**Problem to solve:** Repeat each line exactly as it is written.

**Entries with figure data:**
###
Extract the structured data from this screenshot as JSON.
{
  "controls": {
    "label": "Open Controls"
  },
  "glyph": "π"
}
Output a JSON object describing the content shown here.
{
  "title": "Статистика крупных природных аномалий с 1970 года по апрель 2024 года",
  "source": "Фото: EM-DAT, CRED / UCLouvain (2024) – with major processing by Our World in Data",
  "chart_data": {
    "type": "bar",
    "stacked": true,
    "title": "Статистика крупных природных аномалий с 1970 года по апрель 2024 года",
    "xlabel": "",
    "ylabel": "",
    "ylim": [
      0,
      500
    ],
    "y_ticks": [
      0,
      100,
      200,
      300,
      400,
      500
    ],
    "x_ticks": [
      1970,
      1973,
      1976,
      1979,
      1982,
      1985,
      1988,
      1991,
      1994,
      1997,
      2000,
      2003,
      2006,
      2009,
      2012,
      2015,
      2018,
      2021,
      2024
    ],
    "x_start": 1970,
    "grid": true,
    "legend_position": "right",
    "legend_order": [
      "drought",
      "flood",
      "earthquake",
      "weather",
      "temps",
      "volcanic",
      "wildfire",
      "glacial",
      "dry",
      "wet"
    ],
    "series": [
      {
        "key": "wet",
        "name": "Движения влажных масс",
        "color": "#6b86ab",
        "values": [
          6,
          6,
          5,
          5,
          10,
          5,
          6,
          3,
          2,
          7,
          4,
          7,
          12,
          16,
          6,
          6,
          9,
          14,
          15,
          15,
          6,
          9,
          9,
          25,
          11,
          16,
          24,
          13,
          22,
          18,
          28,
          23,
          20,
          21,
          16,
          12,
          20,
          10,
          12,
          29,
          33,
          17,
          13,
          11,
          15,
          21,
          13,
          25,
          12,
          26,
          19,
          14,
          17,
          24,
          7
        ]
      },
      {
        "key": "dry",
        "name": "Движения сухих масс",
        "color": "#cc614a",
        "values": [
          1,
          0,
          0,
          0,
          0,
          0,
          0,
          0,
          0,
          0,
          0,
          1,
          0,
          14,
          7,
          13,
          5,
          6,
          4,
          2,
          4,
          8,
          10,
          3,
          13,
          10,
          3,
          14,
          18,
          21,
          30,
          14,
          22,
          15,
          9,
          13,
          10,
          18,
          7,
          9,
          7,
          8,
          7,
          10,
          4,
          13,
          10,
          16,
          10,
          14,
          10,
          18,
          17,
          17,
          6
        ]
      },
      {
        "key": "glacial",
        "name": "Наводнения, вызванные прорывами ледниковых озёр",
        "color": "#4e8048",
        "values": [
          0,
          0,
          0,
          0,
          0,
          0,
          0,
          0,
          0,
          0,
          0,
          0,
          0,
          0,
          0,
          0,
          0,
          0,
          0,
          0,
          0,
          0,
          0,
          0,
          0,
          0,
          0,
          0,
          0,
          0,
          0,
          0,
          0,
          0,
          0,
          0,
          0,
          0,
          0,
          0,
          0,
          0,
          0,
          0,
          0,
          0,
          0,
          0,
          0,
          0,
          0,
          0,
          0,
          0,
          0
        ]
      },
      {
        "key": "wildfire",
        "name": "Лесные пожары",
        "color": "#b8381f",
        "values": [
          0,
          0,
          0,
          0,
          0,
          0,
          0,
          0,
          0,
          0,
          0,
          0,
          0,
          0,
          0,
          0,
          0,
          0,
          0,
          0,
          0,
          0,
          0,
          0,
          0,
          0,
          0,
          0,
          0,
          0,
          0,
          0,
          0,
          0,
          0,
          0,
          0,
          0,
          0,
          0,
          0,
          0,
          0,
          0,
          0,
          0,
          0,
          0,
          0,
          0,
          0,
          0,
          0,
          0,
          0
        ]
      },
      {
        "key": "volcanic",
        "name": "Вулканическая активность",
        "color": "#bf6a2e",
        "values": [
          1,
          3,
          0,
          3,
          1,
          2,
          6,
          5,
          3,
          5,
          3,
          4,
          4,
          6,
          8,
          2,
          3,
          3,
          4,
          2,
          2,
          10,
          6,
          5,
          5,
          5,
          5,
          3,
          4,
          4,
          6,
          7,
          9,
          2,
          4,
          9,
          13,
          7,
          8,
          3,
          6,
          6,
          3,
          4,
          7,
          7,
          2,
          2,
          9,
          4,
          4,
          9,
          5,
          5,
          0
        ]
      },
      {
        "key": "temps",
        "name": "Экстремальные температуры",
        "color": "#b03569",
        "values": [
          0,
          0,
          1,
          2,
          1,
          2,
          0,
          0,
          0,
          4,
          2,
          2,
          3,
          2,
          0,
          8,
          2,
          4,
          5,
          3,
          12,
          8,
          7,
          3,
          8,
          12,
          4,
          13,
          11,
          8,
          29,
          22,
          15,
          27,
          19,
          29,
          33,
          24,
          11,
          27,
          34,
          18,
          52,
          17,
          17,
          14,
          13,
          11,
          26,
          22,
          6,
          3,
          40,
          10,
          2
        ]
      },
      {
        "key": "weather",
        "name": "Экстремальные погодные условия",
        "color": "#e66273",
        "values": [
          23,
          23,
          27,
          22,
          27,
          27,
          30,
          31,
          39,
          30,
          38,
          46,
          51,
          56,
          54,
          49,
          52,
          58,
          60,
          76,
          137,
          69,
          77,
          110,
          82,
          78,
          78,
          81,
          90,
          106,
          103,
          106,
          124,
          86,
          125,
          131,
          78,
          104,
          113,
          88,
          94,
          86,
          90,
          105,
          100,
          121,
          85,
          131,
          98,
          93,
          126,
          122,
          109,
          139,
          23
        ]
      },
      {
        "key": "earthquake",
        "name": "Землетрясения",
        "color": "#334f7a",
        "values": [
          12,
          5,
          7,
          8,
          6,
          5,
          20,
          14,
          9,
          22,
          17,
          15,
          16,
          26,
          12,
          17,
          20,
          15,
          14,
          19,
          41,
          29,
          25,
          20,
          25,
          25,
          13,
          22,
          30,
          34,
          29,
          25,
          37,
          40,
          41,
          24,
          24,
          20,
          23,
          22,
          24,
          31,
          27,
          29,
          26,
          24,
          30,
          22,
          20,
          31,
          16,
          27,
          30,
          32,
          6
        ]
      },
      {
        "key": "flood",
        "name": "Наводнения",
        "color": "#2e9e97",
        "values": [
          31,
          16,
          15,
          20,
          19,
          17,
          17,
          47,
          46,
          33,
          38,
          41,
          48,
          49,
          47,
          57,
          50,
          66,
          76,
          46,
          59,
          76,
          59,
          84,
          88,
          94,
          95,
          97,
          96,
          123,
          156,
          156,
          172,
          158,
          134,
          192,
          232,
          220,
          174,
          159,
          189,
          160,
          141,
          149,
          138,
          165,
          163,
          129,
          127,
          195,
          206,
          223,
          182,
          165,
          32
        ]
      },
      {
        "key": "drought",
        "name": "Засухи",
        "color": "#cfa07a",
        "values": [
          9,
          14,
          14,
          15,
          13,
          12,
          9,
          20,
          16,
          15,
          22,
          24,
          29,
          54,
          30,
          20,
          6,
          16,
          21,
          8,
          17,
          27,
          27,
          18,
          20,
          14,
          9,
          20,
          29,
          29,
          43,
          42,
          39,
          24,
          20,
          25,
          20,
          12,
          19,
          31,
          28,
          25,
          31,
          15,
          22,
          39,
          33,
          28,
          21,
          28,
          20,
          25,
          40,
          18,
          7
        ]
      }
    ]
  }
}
###
**Exercise answer:**
Extract the structured data from this screenshot as JSON.
{
  "controls": {
    "label": "Open Controls"
  },
  "glyph": "π"
}
Output a JSON object describing the content shown here.
{
  "title": "Статистика крупных природных аномалий с 1970 года по апрель 2024 года",
  "source": "Фото: EM-DAT, CRED / UCLouvain (2024) – with major processing by Our World in Data",
  "chart_data": {
    "type": "bar",
    "stacked": true,
    "title": "Статистика крупных природных аномалий с 1970 года по апрель 2024 года",
    "xlabel": "",
    "ylabel": "",
    "ylim": [
      0,
      500
    ],
    "y_ticks": [
      0,
      100,
      200,
      300,
      400,
      500
    ],
    "x_ticks": [
      1970,
      1973,
      1976,
      1979,
      1982,
      1985,
      1988,
      1991,
      1994,
      1997,
      2000,
      2003,
      2006,
      2009,
      2012,
      2015,
      2018,
      2021,
      2024
    ],
    "x_start": 1970,
    "grid": true,
    "legend_position": "right",
    "legend_order": [
      "drought",
      "flood",
      "earthquake",
      "weather",
      "temps",
      "volcanic",
      "wildfire",
      "glacial",
      "dry",
      "wet"
    ],
    "series": [
      {
        "key": "wet",
        "name": "Движения влажных масс",
        "color": "#6b86ab",
        "values": [
          6,
          6,
          5,
          5,
          10,
          5,
          6,
          3,
          2,
          7,
          4,
          7,
          12,
          16,
          6,
          6,
          9,
          14,
          15,
          15,
          6,
          9,
          9,
          25,
          11,
          16,
          24,
          13,
          22,
          18,
          28,
          23,
          20,
          21,
          16,
          12,
          20,
          10,
          12,
          29,
          33,
          17,
          13,
          11,
          15,
          21,
          13,
          25,
          12,
          26,
          19,
          14,
          17,
          24,
          7
        ]
      },
      {
        "key": "dry",
        "name": "Движения сухих масс",
        "color": "#cc614a",
        "values": [
          1,
          0,
          0,
          0,
          0,
          0,
          0,
          0,
          0,
          0,
          0,
          1,
          0,
          14,
          7,
          13,
          5,
          6,
          4,
          2,
          4,
          8,
          10,
          3,
          13,
          10,
          3,
          14,
          18,
          21,
          30,
          14,
          22,
          15,
          9,
          13,
          10,
          18,
          7,
          9,
          7,
          8,
          7,
          10,
          4,
          13,
          10,
          16,
          10,
          14,
          10,
          18,
          17,
          17,
          6
        ]
      },
      {
        "key": "glacial",
        "name": "Наводнения, вызванные прорывами ледниковых озёр",
        "color": "#4e8048",
        "values": [
          0,
          0,
          0,
          0,
          0,
          0,
          0,
          0,
          0,
          0,
          0,
          0,
          0,
          0,
          0,
          0,
          0,
          0,
          0,
          0,
          0,
          0,
          0,
          0,
          0,
          0,
          0,
          0,
          0,
          0,
          0,
          0,
          0,
          0,
          0,
          0,
          0,
          0,
          0,
          0,
          0,
          0,
          0,
          0,
          0,
          0,
          0,
          0,
          0,
          0,
          0,
          0,
          0,
          0,
          0
        ]
      },
      {
        "key": "wildfire",
        "name": "Лесные пожары",
        "color": "#b8381f",
        "values": [
          0,
          0,
          0,
          0,
          0,
          0,
          0,
          0,
          0,
          0,
          0,
          0,
          0,
          0,
          0,
          0,
          0,
          0,
          0,
          0,
          0,
          0,
          0,
          0,
          0,
          0,
          0,
          0,
          0,
          0,
          0,
          0,
          0,
          0,
          0,
          0,
          0,
          0,
          0,
          0,
          0,
          0,
          0,
          0,
          0,
          0,
          0,
          0,
          0,
          0,
          0,
          0,
          0,
          0,
          0
        ]
      },
      {
        "key": "volcanic",
        "name": "Вулканическая активность",
        "color": "#bf6a2e",
        "values": [
          1,
          3,
          0,
          3,
          1,
          2,
          6,
          5,
          3,
          5,
          3,
          4,
          4,
          6,
          8,
          2,
          3,
          3,
          4,
          2,
          2,
          10,
          6,
          5,
          5,
          5,
          5,
          3,
          4,
          4,
          6,
          7,
          9,
          2,
          4,
          9,
          13,
          7,
          8,
          3,
          6,
          6,
          3,
          4,
          7,
          7,
          2,
          2,
          9,
          4,
          4,
          9,
          5,
          5,
          0
        ]
      },
      {
        "key": "temps",
        "name": "Экстремальные температуры",
        "color": "#b03569",
        "values": [
          0,
          0,
          1,
          2,
          1,
          2,
          0,
          0,
          0,
          4,
          2,
          2,
          3,
          2,
          0,
          8,
          2,
          4,
          5,
          3,
          12,
          8,
          7,
          3,
          8,
          12,
          4,
          13,
          11,
          8,
          29,
          22,
          15,
          27,
          19,
          29,
          33,
          24,
          11,
          27,
          34,
          18,
          52,
          17,
          17,
          14,
          13,
          11,
          26,
          22,
          6,
          3,
          40,
          10,
          2
        ]
      },
      {
        "key": "weather",
        "name": "Экстремальные погодные условия",
        "color": "#e66273",
        "values": [
          23,
          23,
          27,
          22,
          27,
          27,
          30,
          31,
          39,
          30,
          38,
          46,
          51,
          56,
          54,
          49,
          52,
          58,
          60,
          76,
          137,
          69,
          77,
          110,
          82,
          78,
          78,
          81,
          90,
          106,
          103,
          106,
          124,
          86,
          125,
          131,
          78,
          104,
          113,
          88,
          94,
          86,
          90,
          105,
          100,
          121,
          85,
          131,
          98,
          93,
          126,
          122,
          109,
          139,
          23
        ]
      },
      {
        "key": "earthquake",
        "name": "Землетрясения",
        "color": "#334f7a",
        "values": [
          12,
          5,
          7,
          8,
          6,
          5,
          20,
          14,
          9,
          22,
          17,
          15,
          16,
          26,
          12,
          17,
          20,
          15,
          14,
          19,
          41,
          29,
          25,
          20,
          25,
          25,
          13,
          22,
          30,
          34,
          29,
          25,
          37,
          40,
          41,
          24,
          24,
          20,
          23,
          22,
          24,
          31,
          27,
          29,
          26,
          24,
          30,
          22,
          20,
          31,
          16,
          27,
          30,
          32,
          6
        ]
      },
      {
        "key": "flood",
        "name": "Наводнения",
        "color": "#2e9e97",
        "values": [
          31,
          16,
          15,
          20,
          19,
          17,
          17,
          47,
          46,
          33,
          38,
          41,
          48,
          49,
          47,
          57,
          50,
          66,
          76,
          46,
          59,
          76,
          59,
          84,
          88,
          94,
          95,
          97,
          96,
          123,
          156,
          156,
          172,
          158,
          134,
          192,
          232,
          220,
          174,
          159,
          189,
          160,
          141,
          149,
          138,
          165,
          163,
          129,
          127,
          195,
          206,
          223,
          182,
          165,
          32
        ]
      },
      {
        "key": "drought",
        "name": "Засухи",
        "color": "#cfa07a",
        "values": [
          9,
          14,
          14,
          15,
          13,
          12,
          9,
          20,
          16,
          15,
          22,
          24,
          29,
          54,
          30,
          20,
          6,
          16,
          21,
          8,
          17,
          27,
          27,
          18,
          20,
          14,
          9,
          20,
          29,
          29,
          43,
          42,
          39,
          24,
          20,
          25,
          20,
          12,
          19,
          31,
          28,
          25,
          31,
          15,
          22,
          39,
          33,
          28,
          21,
          28,
          20,
          25,
          40,
          18,
          7
        ]
      }
    ]
  }
}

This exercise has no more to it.